Records excerpted from a collection:
----
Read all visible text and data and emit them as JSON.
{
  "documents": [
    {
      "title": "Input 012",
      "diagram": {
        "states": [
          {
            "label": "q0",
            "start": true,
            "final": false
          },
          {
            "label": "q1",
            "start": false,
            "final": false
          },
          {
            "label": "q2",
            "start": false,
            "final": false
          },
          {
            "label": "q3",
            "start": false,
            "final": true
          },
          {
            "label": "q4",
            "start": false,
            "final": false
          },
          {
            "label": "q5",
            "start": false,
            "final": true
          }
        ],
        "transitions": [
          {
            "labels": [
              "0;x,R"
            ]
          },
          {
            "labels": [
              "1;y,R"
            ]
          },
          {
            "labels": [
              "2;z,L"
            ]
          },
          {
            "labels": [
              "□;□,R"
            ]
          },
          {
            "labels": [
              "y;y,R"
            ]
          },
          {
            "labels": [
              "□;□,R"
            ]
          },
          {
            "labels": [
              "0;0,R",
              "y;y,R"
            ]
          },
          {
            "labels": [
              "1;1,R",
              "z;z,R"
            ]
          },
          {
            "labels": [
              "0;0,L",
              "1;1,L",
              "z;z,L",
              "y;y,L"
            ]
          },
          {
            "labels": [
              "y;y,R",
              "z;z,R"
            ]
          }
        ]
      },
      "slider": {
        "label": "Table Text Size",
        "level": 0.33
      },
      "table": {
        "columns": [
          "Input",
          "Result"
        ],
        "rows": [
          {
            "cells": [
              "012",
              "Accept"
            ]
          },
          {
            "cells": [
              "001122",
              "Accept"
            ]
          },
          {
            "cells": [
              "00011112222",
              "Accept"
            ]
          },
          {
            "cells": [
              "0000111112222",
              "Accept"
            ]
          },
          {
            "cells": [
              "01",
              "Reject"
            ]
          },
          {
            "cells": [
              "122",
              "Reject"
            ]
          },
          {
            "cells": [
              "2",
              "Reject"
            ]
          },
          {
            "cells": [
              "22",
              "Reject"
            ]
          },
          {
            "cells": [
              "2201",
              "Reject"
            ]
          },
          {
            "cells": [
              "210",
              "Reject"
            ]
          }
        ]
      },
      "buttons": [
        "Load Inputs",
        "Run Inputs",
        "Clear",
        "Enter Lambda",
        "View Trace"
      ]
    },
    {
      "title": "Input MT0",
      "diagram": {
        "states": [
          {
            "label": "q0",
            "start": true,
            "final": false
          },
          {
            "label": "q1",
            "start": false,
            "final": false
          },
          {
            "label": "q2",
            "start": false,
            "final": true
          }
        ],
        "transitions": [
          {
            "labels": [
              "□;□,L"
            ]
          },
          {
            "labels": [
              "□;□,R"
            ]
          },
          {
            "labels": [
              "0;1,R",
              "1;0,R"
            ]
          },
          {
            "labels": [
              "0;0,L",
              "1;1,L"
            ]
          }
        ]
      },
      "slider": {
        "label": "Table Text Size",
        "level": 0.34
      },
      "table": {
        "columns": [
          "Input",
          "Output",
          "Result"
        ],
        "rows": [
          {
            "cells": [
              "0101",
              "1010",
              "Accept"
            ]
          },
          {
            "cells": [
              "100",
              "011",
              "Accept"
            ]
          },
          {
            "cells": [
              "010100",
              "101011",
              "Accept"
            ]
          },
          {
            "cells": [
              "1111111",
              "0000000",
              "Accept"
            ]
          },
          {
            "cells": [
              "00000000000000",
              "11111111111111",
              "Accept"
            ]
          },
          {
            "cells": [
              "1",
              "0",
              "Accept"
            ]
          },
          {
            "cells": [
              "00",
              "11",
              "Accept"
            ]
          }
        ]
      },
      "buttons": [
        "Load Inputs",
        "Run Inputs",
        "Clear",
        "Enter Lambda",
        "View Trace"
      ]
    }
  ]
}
----
Task prompt:
All of the data above should be transcribed exactly.

Expected answer:
Read all visible text and data and emit them as JSON.
{
  "documents": [
    {
      "title": "Input 012",
      "diagram": {
        "states": [
          {
            "label": "q0",
            "start": true,
            "final": false
          },
          {
            "label": "q1",
            "start": false,
            "final": false
          },
          {
            "label": "q2",
            "start": false,
            "final": false
          },
          {
            "label": "q3",
            "start": false,
            "final": true
          },
          {
            "label": "q4",
            "start": false,
            "final": false
          },
          {
            "label": "q5",
            "start": false,
            "final": true
          }
        ],
        "transitions": [
          {
            "labels": [
              "0;x,R"
            ]
          },
          {
            "labels": [
              "1;y,R"
            ]
          },
          {
            "labels": [
              "2;z,L"
            ]
          },
          {
            "labels": [
              "□;□,R"
            ]
          },
          {
            "labels": [
              "y;y,R"
            ]
          },
          {
            "labels": [
              "□;□,R"
            ]
          },
          {
            "labels": [
              "0;0,R",
              "y;y,R"
            ]
          },
          {
            "labels": [
              "1;1,R",
              "z;z,R"
            ]
          },
          {
            "labels": [
              "0;0,L",
              "1;1,L",
              "z;z,L",
              "y;y,L"
            ]
          },
          {
            "labels": [
              "y;y,R",
              "z;z,R"
            ]
          }
        ]
      },
      "slider": {
        "label": "Table Text Size",
        "level": 0.33
      },
      "table": {
        "columns": [
          "Input",
          "Result"
        ],
        "rows": [
          {
            "cells": [
              "012",
              "Accept"
            ]
          },
          {
            "cells": [
              "001122",
              "Accept"
            ]
          },
          {
            "cells": [
              "00011112222",
              "Accept"
            ]
          },
          {
            "cells": [
              "0000111112222",
              "Accept"
            ]
          },
          {
            "cells": [
              "01",
              "Reject"
            ]
          },
          {
            "cells": [
              "122",
              "Reject"
            ]
          },
          {
            "cells": [
              "2",
              "Reject"
            ]
          },
          {
            "cells": [
              "22",
              "Reject"
            ]
          },
          {
            "cells": [
              "2201",
              "Reject"
            ]
          },
          {
            "cells": [
              "210",
              "Reject"
            ]
          }
        ]
      },
      "buttons": [
        "Load Inputs",
        "Run Inputs",
        "Clear",
        "Enter Lambda",
        "View Trace"
      ]
    },
    {
      "title": "Input MT0",
      "diagram": {
        "states": [
          {
            "label": "q0",
            "start": true,
            "final": false
          },
          {
            "label": "q1",
            "start": false,
            "final": false
          },
          {
            "label": "q2",
            "start": false,
            "final": true
          }
        ],
        "transitions": [
          {
            "labels": [
              "□;□,L"
            ]
          },
          {
            "labels": [
              "□;□,R"
            ]
          },
          {
            "labels": [
              "0;1,R",
              "1;0,R"
            ]
          },
          {
            "labels": [
              "0;0,L",
              "1;1,L"
            ]
          }
        ]
      },
      "slider": {
        "label": "Table Text Size",
        "level": 0.34
      },
      "table": {
        "columns": [
          "Input",
          "Output",
          "Result"
        ],
        "rows": [
          {
            "cells": [
              "0101",
              "1010",
              "Accept"
            ]
          },
          {
            "cells": [
              "100",
              "011",
              "Accept"
            ]
          },
          {
            "cells": [
              "010100",
              "101011",
              "Accept"
            ]
          },
          {
            "cells": [
              "1111111",
              "0000000",
              "Accept"
            ]
          },
          {
            "cells": [
              "00000000000000",
              "11111111111111",
              "Accept"
            ]
          },
          {
            "cells": [
              "1",
              "0",
              "Accept"
            ]
          },
          {
            "cells": [
              "00",
              "11",
              "Accept"
            ]
          }
        ]
      },
      "buttons": [
        "Load Inputs",
        "Run Inputs",
        "Clear",
        "Enter Lambda",
        "View Trace"
      ]
    }
  ]
}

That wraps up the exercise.